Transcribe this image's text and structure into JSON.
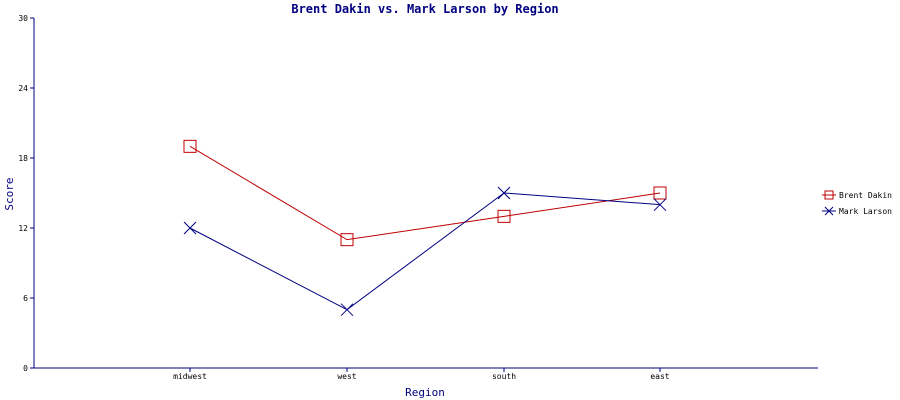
{
  "chart_data": {
    "type": "line",
    "title": "Brent Dakin vs. Mark Larson by Region",
    "xlabel": "Region",
    "ylabel": "Score",
    "categories": [
      "midwest",
      "west",
      "south",
      "east"
    ],
    "ylim": [
      0,
      30
    ],
    "yticks": [
      0,
      6,
      12,
      18,
      24,
      30
    ],
    "grid": false,
    "legend_position": "right",
    "series": [
      {
        "name": "Brent Dakin",
        "values": [
          19,
          11,
          13,
          15
        ],
        "color": "#c00000",
        "marker": "square"
      },
      {
        "name": "Mark Larson",
        "values": [
          12,
          5,
          15,
          14
        ],
        "color": "#000080",
        "marker": "x"
      }
    ]
  }
}
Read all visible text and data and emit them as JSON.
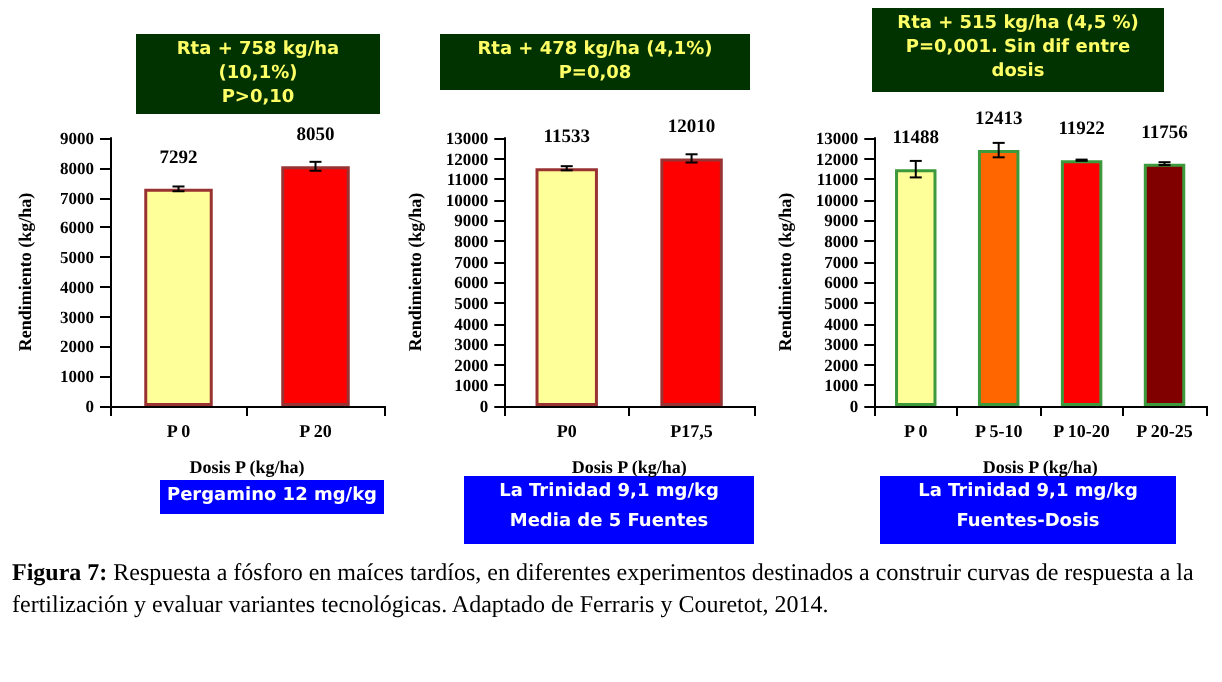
# # # # #
**What you will do**
Copy everything in the records above except the pictures, exactly as written.

**Written response**
Transcribe this image's text and structure into JSON.
{
  "chart_data": {
    "type": "line",
    "title": "Brent Dakin vs. Mark Larson by Region",
    "xlabel": "Region",
    "ylabel": "Score",
    "categories": [
      "midwest",
      "west",
      "south",
      "east"
    ],
    "ylim": [
      0,
      30
    ],
    "yticks": [
      0,
      6,
      12,
      18,
      24,
      30
    ],
    "grid": false,
    "legend_position": "right",
    "series": [
      {
        "name": "Brent Dakin",
        "values": [
          19,
          11,
          13,
          15
        ],
        "color": "#c00000",
        "marker": "square"
      },
      {
        "name": "Mark Larson",
        "values": [
          12,
          5,
          15,
          14
        ],
        "color": "#000080",
        "marker": "x"
      }
    ]
  }
}
Read all visible text and data and emit them as JSON.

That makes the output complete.